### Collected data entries
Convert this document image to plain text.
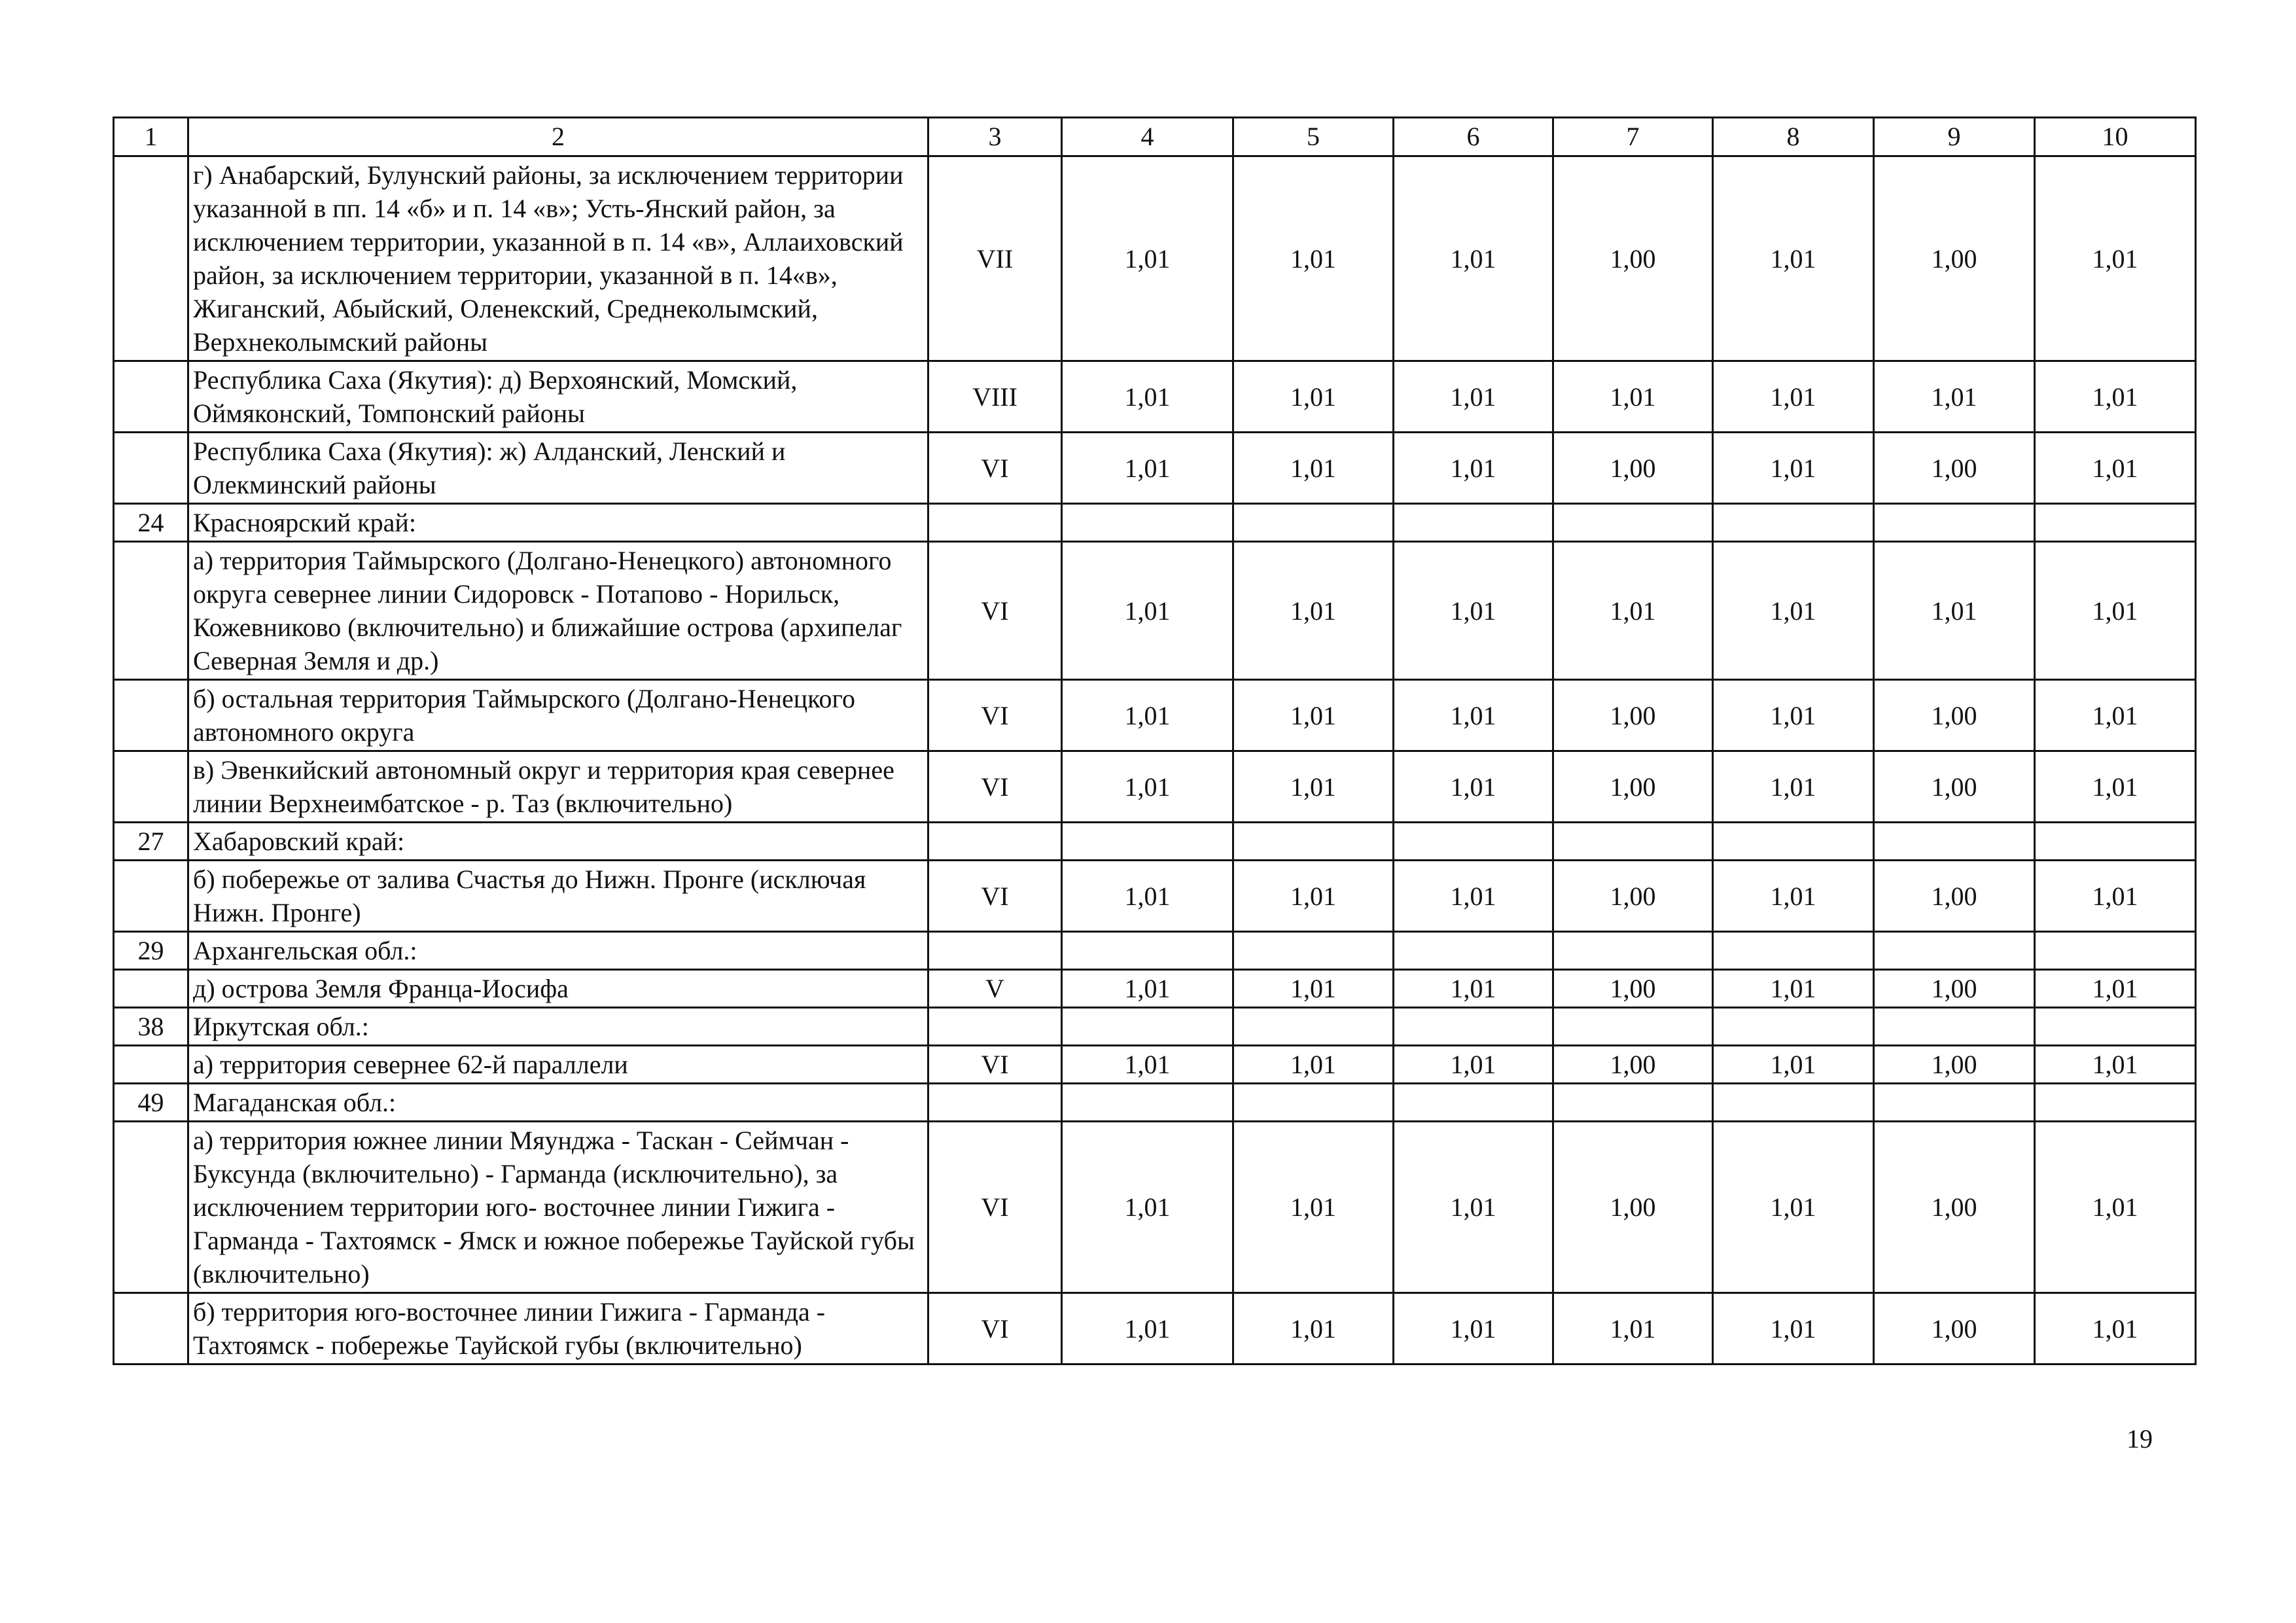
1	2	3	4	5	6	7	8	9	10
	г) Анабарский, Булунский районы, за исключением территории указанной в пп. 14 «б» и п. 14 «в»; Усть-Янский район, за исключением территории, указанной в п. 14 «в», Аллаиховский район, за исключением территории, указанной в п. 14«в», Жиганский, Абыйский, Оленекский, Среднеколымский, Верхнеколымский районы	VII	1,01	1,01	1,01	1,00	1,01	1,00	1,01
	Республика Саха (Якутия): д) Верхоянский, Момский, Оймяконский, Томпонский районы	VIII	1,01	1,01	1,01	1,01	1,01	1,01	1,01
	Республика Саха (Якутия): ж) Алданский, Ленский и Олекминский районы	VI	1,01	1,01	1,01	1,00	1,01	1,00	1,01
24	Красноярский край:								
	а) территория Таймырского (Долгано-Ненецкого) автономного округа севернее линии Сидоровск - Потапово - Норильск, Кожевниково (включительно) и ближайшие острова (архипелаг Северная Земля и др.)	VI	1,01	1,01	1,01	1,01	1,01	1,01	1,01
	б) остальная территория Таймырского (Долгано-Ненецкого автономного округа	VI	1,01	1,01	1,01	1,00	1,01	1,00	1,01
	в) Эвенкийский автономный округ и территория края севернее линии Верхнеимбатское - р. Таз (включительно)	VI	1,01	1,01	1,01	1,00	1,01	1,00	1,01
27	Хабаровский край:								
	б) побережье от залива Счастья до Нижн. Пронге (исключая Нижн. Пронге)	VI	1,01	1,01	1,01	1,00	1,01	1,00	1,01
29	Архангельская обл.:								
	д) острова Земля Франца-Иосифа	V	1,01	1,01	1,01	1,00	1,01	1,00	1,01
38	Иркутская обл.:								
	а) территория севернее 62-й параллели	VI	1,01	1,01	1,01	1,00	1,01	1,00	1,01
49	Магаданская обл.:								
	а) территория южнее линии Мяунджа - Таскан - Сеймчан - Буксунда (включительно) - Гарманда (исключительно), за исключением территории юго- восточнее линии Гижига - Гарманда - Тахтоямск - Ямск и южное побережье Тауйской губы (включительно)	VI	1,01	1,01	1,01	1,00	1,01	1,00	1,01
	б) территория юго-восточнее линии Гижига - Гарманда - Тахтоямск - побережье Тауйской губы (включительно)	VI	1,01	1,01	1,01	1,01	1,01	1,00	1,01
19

--

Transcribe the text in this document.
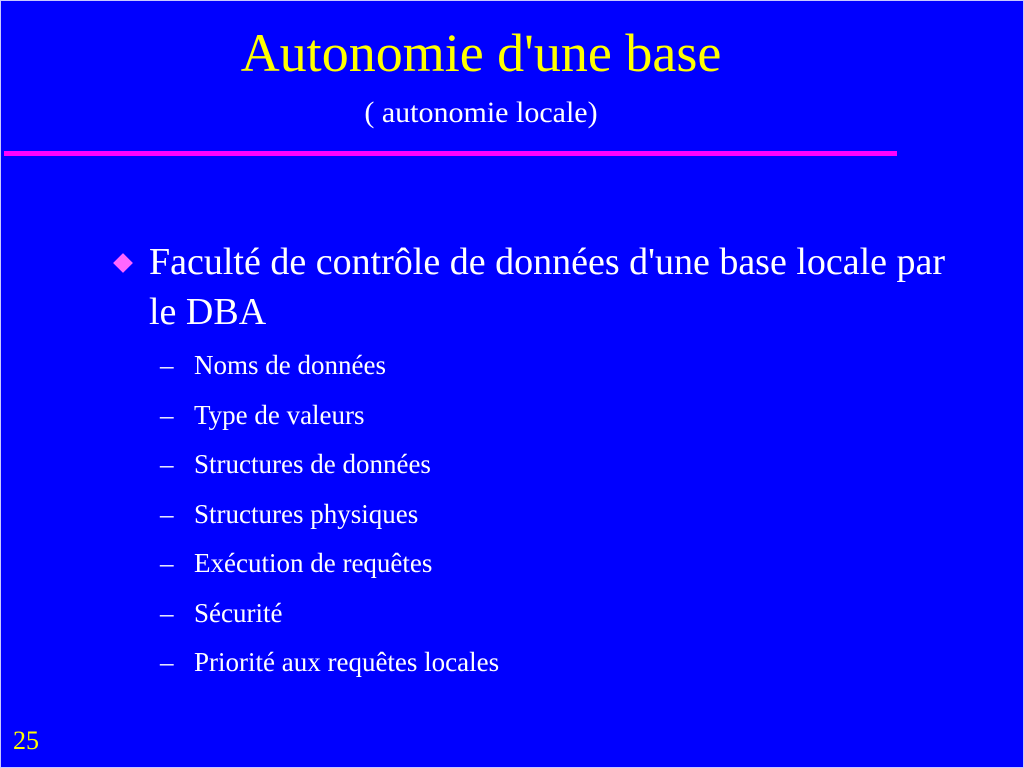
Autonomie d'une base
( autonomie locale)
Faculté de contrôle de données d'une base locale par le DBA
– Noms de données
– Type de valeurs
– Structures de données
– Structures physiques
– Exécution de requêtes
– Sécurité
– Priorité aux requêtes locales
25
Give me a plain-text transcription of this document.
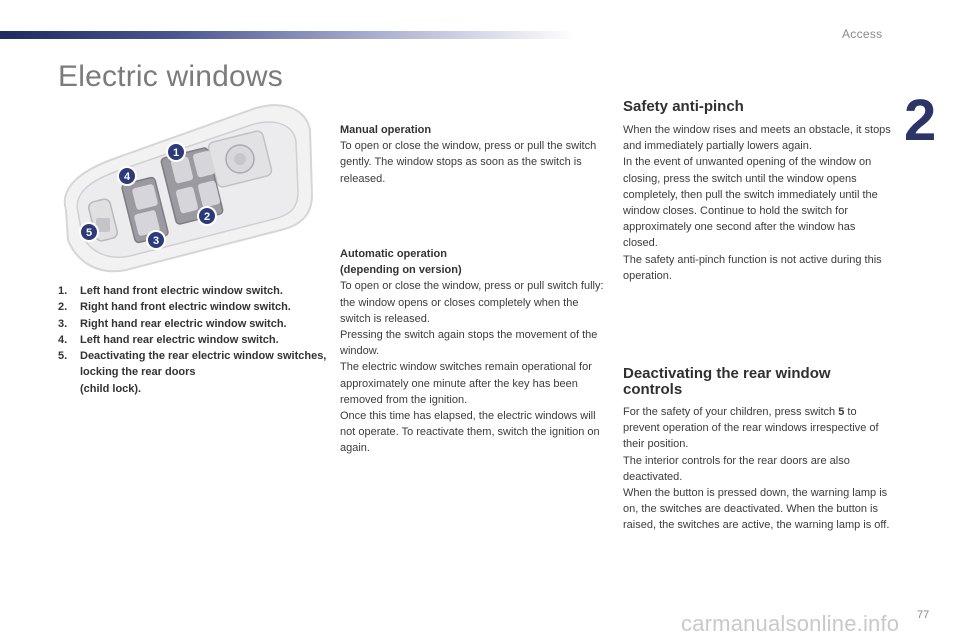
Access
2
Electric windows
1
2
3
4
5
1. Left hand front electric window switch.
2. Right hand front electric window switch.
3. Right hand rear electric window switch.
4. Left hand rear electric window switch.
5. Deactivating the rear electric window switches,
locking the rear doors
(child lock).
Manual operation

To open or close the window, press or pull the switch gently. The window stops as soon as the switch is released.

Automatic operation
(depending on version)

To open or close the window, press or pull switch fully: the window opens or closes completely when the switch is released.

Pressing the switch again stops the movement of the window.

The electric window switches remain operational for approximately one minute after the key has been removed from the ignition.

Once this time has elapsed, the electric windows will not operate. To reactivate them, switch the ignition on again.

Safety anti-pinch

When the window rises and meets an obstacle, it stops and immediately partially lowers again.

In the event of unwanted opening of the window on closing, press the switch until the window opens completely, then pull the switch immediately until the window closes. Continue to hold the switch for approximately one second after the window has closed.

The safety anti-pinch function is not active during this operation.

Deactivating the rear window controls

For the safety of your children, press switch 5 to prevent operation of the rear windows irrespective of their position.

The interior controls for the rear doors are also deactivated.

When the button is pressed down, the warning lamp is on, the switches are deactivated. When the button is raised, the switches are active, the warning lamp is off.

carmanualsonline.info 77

### Goal of the exercise
Identify each line holding the string "active", and copy it out.

### Full answer
The safety anti-pinch function is not active during this operation.
When the button is pressed down, the warning lamp is on, the switches are deactivated. When the button is raised, the switches are active, the warning lamp is off.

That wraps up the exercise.